Given instruction: Identify each line in the records below that contains the word "мероприятие", and copy it.

━━━ The input ━━━

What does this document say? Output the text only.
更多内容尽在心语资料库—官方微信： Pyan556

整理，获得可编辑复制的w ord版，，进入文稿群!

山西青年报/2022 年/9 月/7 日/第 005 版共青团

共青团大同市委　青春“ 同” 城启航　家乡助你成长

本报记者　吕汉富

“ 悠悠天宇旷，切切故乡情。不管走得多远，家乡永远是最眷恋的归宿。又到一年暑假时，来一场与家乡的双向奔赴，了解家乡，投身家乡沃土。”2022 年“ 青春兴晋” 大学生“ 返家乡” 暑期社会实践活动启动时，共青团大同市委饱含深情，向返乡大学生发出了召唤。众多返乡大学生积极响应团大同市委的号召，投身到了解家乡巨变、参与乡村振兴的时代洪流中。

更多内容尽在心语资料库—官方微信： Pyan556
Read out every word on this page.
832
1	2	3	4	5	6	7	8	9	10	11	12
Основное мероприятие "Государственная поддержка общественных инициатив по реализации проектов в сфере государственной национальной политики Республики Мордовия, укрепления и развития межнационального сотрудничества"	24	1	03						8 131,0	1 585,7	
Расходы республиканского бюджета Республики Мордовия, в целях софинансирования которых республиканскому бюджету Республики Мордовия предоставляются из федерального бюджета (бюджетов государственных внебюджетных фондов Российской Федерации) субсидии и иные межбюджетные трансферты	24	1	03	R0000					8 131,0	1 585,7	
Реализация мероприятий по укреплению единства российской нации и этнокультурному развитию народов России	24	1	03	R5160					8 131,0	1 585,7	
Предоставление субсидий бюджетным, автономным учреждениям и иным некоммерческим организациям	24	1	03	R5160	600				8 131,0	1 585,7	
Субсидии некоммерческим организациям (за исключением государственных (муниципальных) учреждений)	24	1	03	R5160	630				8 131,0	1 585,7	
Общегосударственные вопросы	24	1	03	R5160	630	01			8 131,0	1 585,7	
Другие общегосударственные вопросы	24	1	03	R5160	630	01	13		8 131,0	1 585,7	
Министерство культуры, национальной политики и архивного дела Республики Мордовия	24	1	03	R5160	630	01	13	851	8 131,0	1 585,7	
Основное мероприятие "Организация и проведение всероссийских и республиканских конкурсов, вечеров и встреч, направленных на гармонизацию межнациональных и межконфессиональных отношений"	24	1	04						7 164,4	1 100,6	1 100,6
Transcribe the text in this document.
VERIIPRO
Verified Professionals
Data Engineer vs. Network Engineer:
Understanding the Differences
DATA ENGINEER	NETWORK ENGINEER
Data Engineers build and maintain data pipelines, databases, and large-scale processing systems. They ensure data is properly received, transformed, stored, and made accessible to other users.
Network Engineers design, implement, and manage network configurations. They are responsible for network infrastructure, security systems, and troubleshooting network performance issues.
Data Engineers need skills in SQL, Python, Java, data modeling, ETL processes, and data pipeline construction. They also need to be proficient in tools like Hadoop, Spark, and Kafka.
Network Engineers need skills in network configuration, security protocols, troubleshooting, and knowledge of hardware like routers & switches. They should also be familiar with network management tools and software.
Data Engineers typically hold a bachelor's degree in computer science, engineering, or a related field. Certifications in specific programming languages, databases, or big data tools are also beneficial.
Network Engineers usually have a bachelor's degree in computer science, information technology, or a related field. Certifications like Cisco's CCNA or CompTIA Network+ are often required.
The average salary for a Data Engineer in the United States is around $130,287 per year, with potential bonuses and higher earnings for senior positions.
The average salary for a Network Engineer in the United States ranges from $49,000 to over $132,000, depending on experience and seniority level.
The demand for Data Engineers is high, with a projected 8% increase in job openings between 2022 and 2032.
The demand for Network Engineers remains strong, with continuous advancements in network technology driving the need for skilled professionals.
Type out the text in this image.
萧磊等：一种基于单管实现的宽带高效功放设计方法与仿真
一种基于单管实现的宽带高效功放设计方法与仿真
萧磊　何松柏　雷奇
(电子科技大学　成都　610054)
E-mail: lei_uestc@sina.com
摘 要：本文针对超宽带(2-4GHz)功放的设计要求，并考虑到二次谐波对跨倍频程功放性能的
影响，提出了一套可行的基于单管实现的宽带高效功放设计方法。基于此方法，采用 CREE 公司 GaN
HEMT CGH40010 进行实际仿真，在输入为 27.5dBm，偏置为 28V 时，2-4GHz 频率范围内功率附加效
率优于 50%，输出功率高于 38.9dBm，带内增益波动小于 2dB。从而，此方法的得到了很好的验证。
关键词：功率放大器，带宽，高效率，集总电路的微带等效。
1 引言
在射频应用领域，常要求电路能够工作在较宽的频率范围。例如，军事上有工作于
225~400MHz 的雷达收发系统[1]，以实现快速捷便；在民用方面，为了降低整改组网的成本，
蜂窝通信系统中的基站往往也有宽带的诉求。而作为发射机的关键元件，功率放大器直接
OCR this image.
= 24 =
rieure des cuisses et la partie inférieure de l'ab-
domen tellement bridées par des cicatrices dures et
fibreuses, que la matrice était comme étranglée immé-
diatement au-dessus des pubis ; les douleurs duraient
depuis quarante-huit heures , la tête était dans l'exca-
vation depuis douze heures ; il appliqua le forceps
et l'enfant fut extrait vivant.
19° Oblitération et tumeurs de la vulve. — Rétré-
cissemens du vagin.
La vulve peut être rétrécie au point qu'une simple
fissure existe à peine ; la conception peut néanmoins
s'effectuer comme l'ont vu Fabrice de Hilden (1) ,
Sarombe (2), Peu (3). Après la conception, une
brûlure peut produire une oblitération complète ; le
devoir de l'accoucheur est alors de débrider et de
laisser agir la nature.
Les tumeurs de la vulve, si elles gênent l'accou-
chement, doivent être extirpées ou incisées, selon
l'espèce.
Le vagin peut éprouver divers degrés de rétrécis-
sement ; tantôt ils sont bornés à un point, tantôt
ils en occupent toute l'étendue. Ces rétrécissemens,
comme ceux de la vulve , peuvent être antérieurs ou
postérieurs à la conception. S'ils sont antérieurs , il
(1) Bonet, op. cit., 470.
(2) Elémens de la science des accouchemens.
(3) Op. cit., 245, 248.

━━━

Reply to the task:
Основное мероприятие "Государственная поддержка общественных инициатив по реализации проектов в сфере государственной национальной политики Республики Мордовия, укрепления и развития межнационального сотрудничества"	24	1	03						8 131,0	1 585,7	
Основное мероприятие "Организация и проведение всероссийских и республиканских конкурсов, вечеров и встреч, направленных на гармонизацию межнациональных и межконфессиональных отношений"	24	1	04						7 164,4	1 100,6	1 100,6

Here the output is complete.